— BEGIN —

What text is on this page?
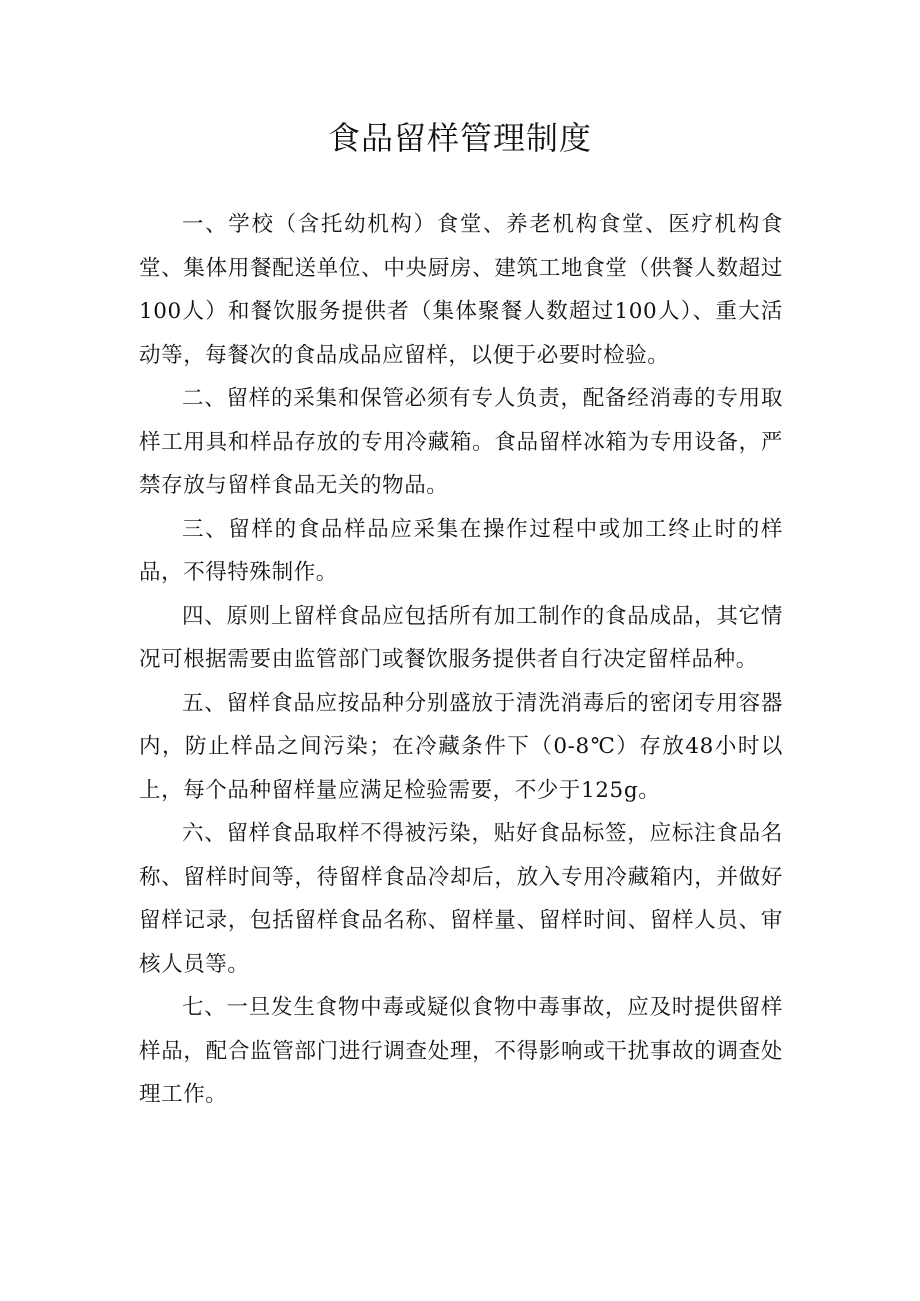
食品留样管理制度

一、学校（含托幼机构）食堂、养老机构食堂、医疗机构食堂、集体用餐配送单位、中央厨房、建筑工地食堂（供餐人数超过100人）和餐饮服务提供者（集体聚餐人数超过100人）、重大活动等，每餐次的食品成品应留样，以便于必要时检验。

二、留样的采集和保管必须有专人负责，配备经消毒的专用取样工用具和样品存放的专用冷藏箱。食品留样冰箱为专用设备，严禁存放与留样食品无关的物品。

三、留样的食品样品应采集在操作过程中或加工终止时的样品，不得特殊制作。

四、原则上留样食品应包括所有加工制作的食品成品，其它情况可根据需要由监管部门或餐饮服务提供者自行决定留样品种。

五、留样食品应按品种分别盛放于清洗消毒后的密闭专用容器内，防止样品之间污染；在冷藏条件下（0-8℃）存放48小时以上，每个品种留样量应满足检验需要，不少于125g。

六、留样食品取样不得被污染，贴好食品标签，应标注食品名称、留样时间等，待留样食品冷却后，放入专用冷藏箱内，并做好留样记录，包括留样食品名称、留样量、留样时间、留样人员、审核人员等。

七、一旦发生食物中毒或疑似食物中毒事故，应及时提供留样样品，配合监管部门进行调查处理，不得影响或干扰事故的调查处理工作。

— END —

[What is required]
Set down every entry word for word, but omit the pictures.

[Result]
What text is on this page?
食品留样管理制度

一、学校（含托幼机构）食堂、养老机构食堂、医疗机构食堂、集体用餐配送单位、中央厨房、建筑工地食堂（供餐人数超过100人）和餐饮服务提供者（集体聚餐人数超过100人）、重大活动等，每餐次的食品成品应留样，以便于必要时检验。

二、留样的采集和保管必须有专人负责，配备经消毒的专用取样工用具和样品存放的专用冷藏箱。食品留样冰箱为专用设备，严禁存放与留样食品无关的物品。

三、留样的食品样品应采集在操作过程中或加工终止时的样品，不得特殊制作。

四、原则上留样食品应包括所有加工制作的食品成品，其它情况可根据需要由监管部门或餐饮服务提供者自行决定留样品种。

五、留样食品应按品种分别盛放于清洗消毒后的密闭专用容器内，防止样品之间污染；在冷藏条件下（0-8℃）存放48小时以上，每个品种留样量应满足检验需要，不少于125g。

六、留样食品取样不得被污染，贴好食品标签，应标注食品名称、留样时间等，待留样食品冷却后，放入专用冷藏箱内，并做好留样记录，包括留样食品名称、留样量、留样时间、留样人员、审核人员等。

七、一旦发生食物中毒或疑似食物中毒事故，应及时提供留样样品，配合监管部门进行调查处理，不得影响或干扰事故的调查处理工作。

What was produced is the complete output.